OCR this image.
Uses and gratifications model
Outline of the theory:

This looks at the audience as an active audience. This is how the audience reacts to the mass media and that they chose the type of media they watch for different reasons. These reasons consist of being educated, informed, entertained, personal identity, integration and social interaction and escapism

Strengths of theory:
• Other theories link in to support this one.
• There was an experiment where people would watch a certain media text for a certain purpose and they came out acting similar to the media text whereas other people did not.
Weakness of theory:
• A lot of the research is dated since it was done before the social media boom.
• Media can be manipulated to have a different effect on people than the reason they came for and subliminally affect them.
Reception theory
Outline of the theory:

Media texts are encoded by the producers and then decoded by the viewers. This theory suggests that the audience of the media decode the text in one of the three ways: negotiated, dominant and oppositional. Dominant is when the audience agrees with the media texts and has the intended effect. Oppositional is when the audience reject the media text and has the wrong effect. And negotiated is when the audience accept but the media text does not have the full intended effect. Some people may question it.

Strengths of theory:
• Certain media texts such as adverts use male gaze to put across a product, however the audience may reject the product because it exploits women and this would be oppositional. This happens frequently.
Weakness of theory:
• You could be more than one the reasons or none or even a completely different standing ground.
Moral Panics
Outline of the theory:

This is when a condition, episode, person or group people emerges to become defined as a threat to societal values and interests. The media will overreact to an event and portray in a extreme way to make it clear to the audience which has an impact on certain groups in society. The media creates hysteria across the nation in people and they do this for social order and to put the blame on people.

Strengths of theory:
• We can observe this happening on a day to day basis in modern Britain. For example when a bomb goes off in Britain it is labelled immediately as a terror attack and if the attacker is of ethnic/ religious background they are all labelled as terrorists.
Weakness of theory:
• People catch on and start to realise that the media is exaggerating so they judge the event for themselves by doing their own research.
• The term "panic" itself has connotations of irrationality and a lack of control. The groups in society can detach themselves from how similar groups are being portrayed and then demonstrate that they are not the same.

- _Challenge_
Retype all of the material above with every character intact.

- _Answer in full_
OCR this image.
Uses and gratifications model
Outline of the theory:

This looks at the audience as an active audience. This is how the audience reacts to the mass media and that they chose the type of media they watch for different reasons. These reasons consist of being educated, informed, entertained, personal identity, integration and social interaction and escapism

Strengths of theory:
• Other theories link in to support this one.
• There was an experiment where people would watch a certain media text for a certain purpose and they came out acting similar to the media text whereas other people did not.
Weakness of theory:
• A lot of the research is dated since it was done before the social media boom.
• Media can be manipulated to have a different effect on people than the reason they came for and subliminally affect them.
Reception theory
Outline of the theory:

Media texts are encoded by the producers and then decoded by the viewers. This theory suggests that the audience of the media decode the text in one of the three ways: negotiated, dominant and oppositional. Dominant is when the audience agrees with the media texts and has the intended effect. Oppositional is when the audience reject the media text and has the wrong effect. And negotiated is when the audience accept but the media text does not have the full intended effect. Some people may question it.

Strengths of theory:
• Certain media texts such as adverts use male gaze to put across a product, however the audience may reject the product because it exploits women and this would be oppositional. This happens frequently.
Weakness of theory:
• You could be more than one the reasons or none or even a completely different standing ground.
Moral Panics
Outline of the theory:

This is when a condition, episode, person or group people emerges to become defined as a threat to societal values and interests. The media will overreact to an event and portray in a extreme way to make it clear to the audience which has an impact on certain groups in society. The media creates hysteria across the nation in people and they do this for social order and to put the blame on people.

Strengths of theory:
• We can observe this happening on a day to day basis in modern Britain. For example when a bomb goes off in Britain it is labelled immediately as a terror attack and if the attacker is of ethnic/ religious background they are all labelled as terrorists.
Weakness of theory:
• People catch on and start to realise that the media is exaggerating so they judge the event for themselves by doing their own research.
• The term "panic" itself has connotations of irrationality and a lack of control. The groups in society can detach themselves from how similar groups are being portrayed and then demonstrate that they are not the same.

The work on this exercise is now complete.